Given instruction: Review the lines that follow and copy each one that contains the word "keng".

┄┄┄┄┄┄┄┄┄┄┄┄┄┄┄┄┄┄┄┄

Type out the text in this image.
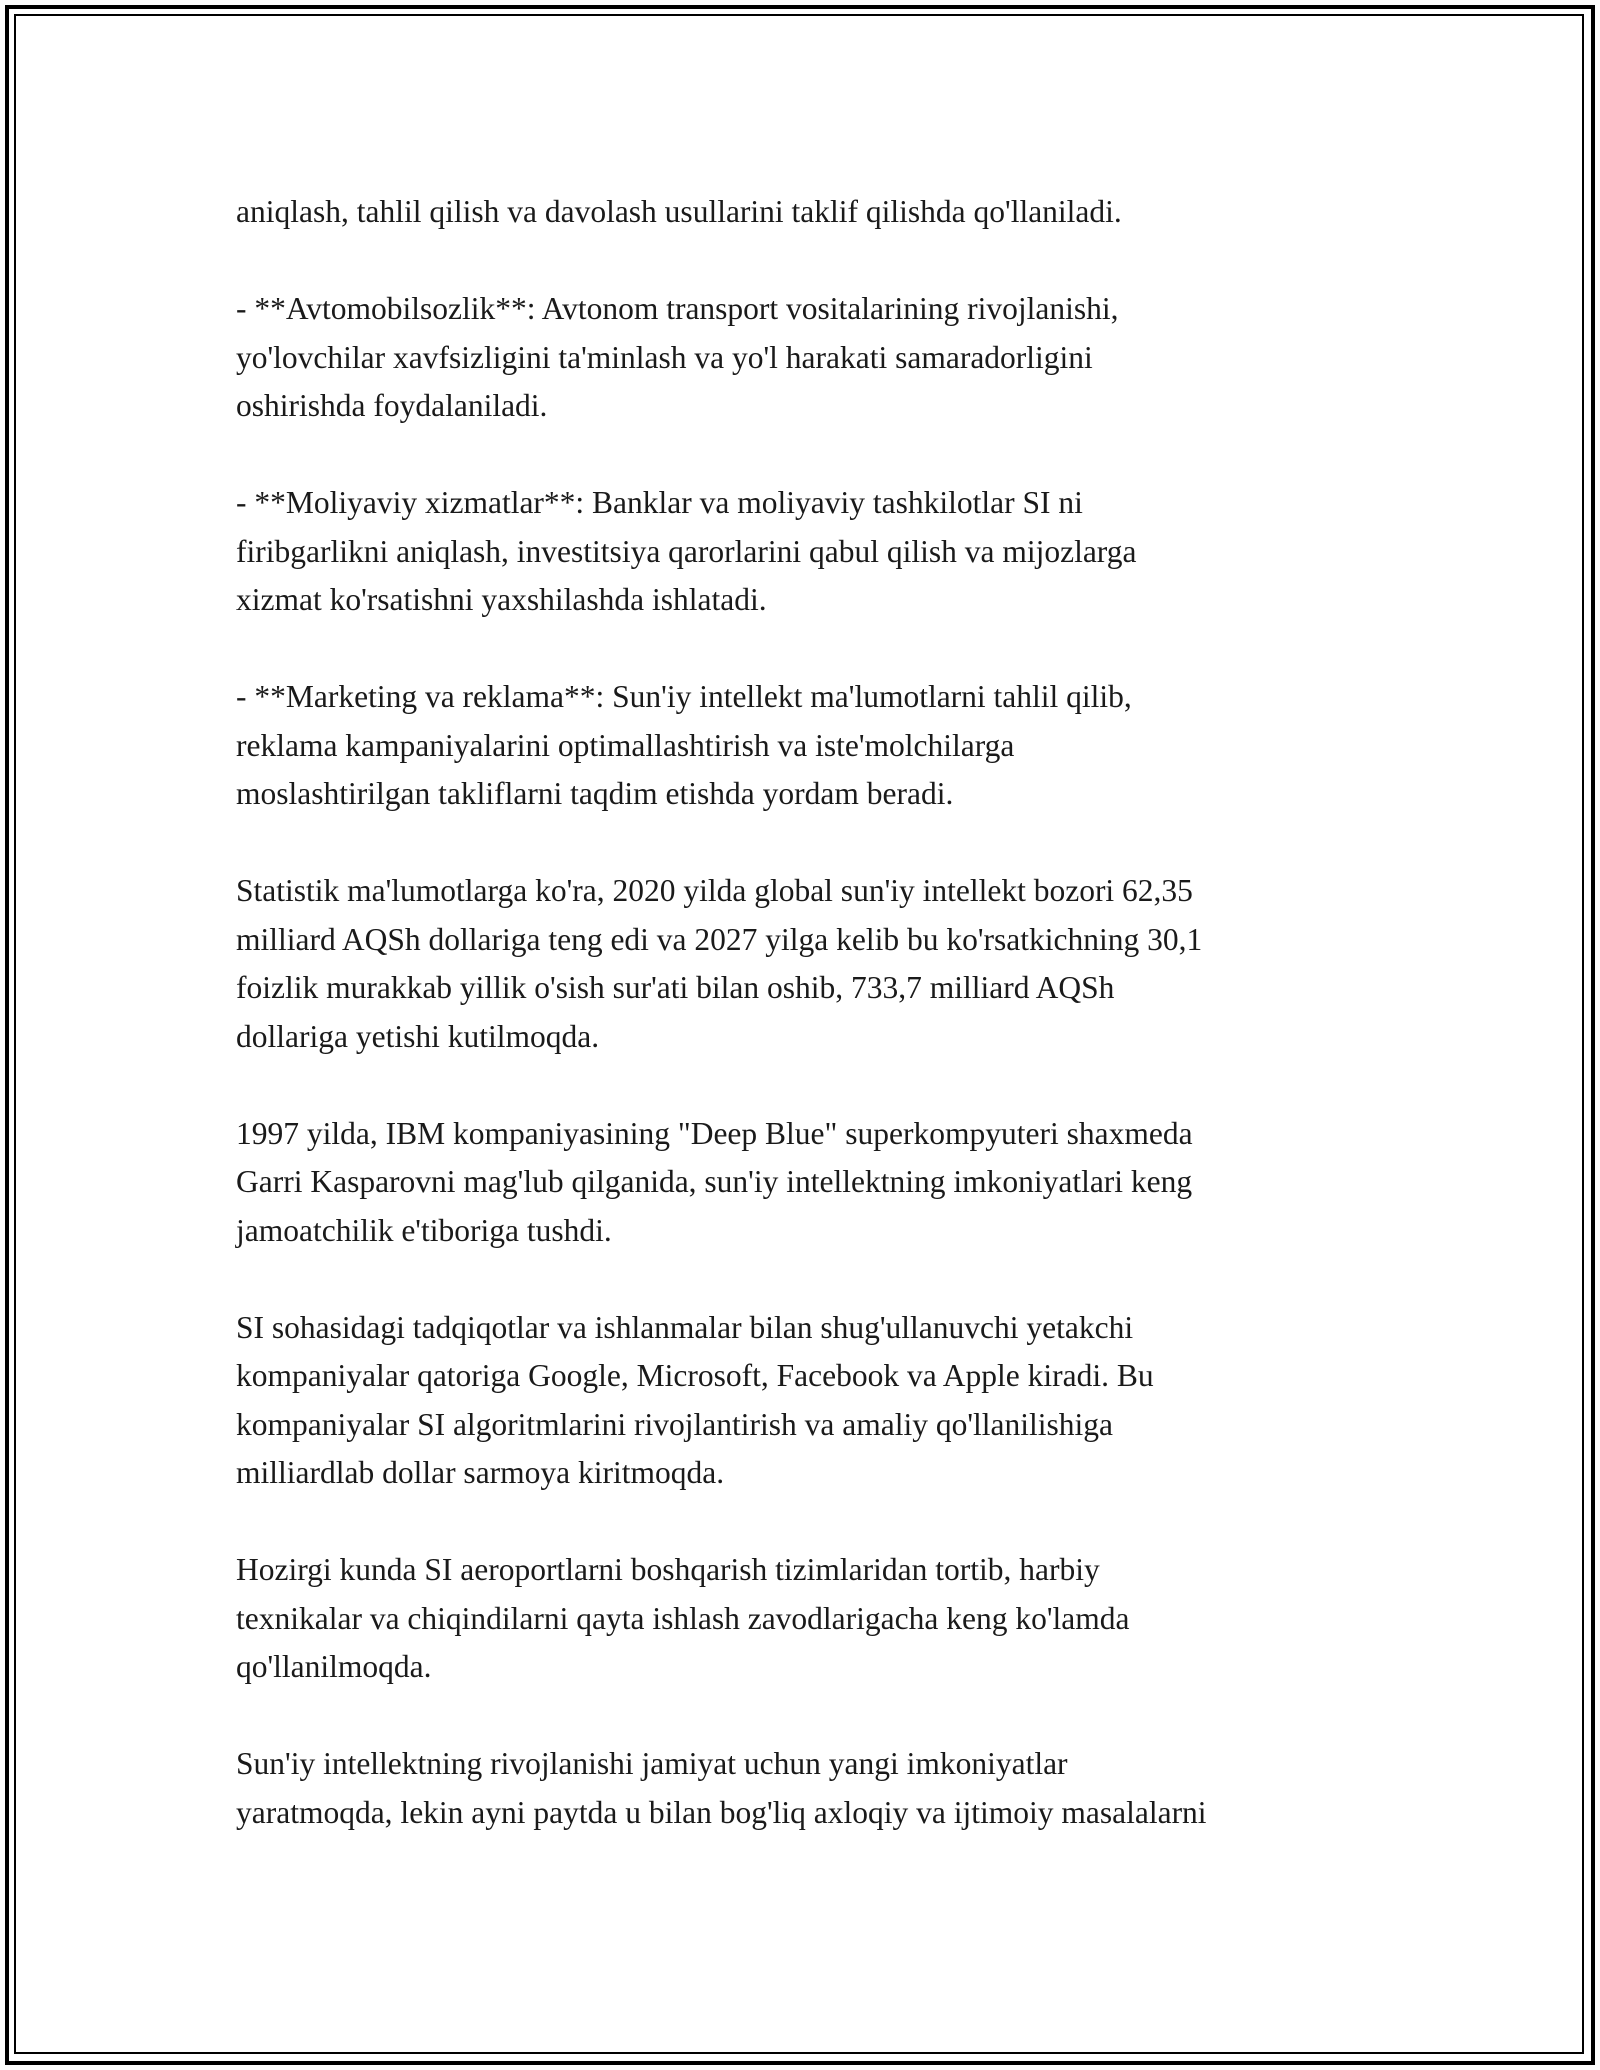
aniqlash, tahlil qilish va davolash usullarini taklif qilishda qo'llaniladi.

- **Avtomobilsozlik**: Avtonom transport vositalarining rivojlanishi,
yo'lovchilar xavfsizligini ta'minlash va yo'l harakati samaradorligini
oshirishda foydalaniladi.

- **Moliyaviy xizmatlar**: Banklar va moliyaviy tashkilotlar SI ni
firibgarlikni aniqlash, investitsiya qarorlarini qabul qilish va mijozlarga
xizmat ko'rsatishni yaxshilashda ishlatadi.

- **Marketing va reklama**: Sun'iy intellekt ma'lumotlarni tahlil qilib,
reklama kampaniyalarini optimallashtirish va iste'molchilarga
moslashtirilgan takliflarni taqdim etishda yordam beradi.

Statistik ma'lumotlarga ko'ra, 2020 yilda global sun'iy intellekt bozori 62,35
milliard AQSh dollariga teng edi va 2027 yilga kelib bu ko'rsatkichning 30,1
foizlik murakkab yillik o'sish sur'ati bilan oshib, 733,7 milliard AQSh
dollariga yetishi kutilmoqda.

1997 yilda, IBM kompaniyasining "Deep Blue" superkompyuteri shaxmeda
Garri Kasparovni mag'lub qilganida, sun'iy intellektning imkoniyatlari keng
jamoatchilik e'tiboriga tushdi.

SI sohasidagi tadqiqotlar va ishlanmalar bilan shug'ullanuvchi yetakchi
kompaniyalar qatoriga Google, Microsoft, Facebook va Apple kiradi. Bu
kompaniyalar SI algoritmlarini rivojlantirish va amaliy qo'llanilishiga
milliardlab dollar sarmoya kiritmoqda.

Hozirgi kunda SI aeroportlarni boshqarish tizimlaridan tortib, harbiy
texnikalar va chiqindilarni qayta ishlash zavodlarigacha keng ko'lamda
qo'llanilmoqda.

Sun'iy intellektning rivojlanishi jamiyat uchun yangi imkoniyatlar
yaratmoqda, lekin ayni paytda u bilan bog'liq axloqiy va ijtimoiy masalalarni
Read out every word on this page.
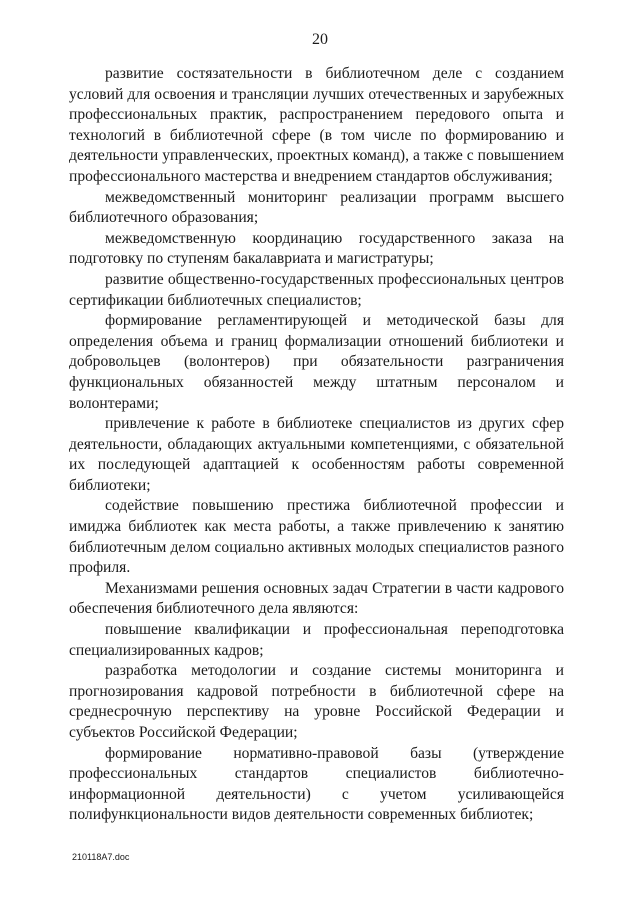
20

развитие состязательности в библиотечном деле с созданием условий для освоения и трансляции лучших отечественных и зарубежных профессиональных практик, распространением передового опыта и технологий в библиотечной сфере (в том числе по формированию и деятельности управленческих, проектных команд), а также с повышением профессионального мастерства и внедрением стандартов обслуживания;

межведомственный мониторинг реализации программ высшего библиотечного образования;

межведомственную координацию государственного заказа на подготовку по ступеням бакалавриата и магистратуры;

развитие общественно-государственных профессиональных центров сертификации библиотечных специалистов;

формирование регламентирующей и методической базы для определения объема и границ формализации отношений библиотеки и добровольцев (волонтеров) при обязательности разграничения функциональных обязанностей между штатным персоналом и волонтерами;

привлечение к работе в библиотеке специалистов из других сфер деятельности, обладающих актуальными компетенциями, с обязательной их последующей адаптацией к особенностям работы современной библиотеки;

содействие повышению престижа библиотечной профессии и имиджа библиотек как места работы, а также привлечению к занятию библиотечным делом социально активных молодых специалистов разного профиля.

Механизмами решения основных задач Стратегии в части кадрового обеспечения библиотечного дела являются:

повышение квалификации и профессиональная переподготовка специализированных кадров;

разработка методологии и создание системы мониторинга и прогнозирования кадровой потребности в библиотечной сфере на среднесрочную перспективу на уровне Российской Федерации и субъектов Российской Федерации;

формирование нормативно-правовой базы (утверждение профессиональных стандартов специалистов библиотечно-информационной деятельности) с учетом усиливающейся полифункциональности видов деятельности современных библиотек;

210118A7.doc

┄┄┄┄┄┄┄┄┄┄┄┄┄┄┄┄┄┄┄┄

Exercise result:
Garri Kasparovni mag'lub qilganida, sun'iy intellektning imkoniyatlari keng
texnikalar va chiqindilarni qayta ishlash zavodlarigacha keng ko'lamda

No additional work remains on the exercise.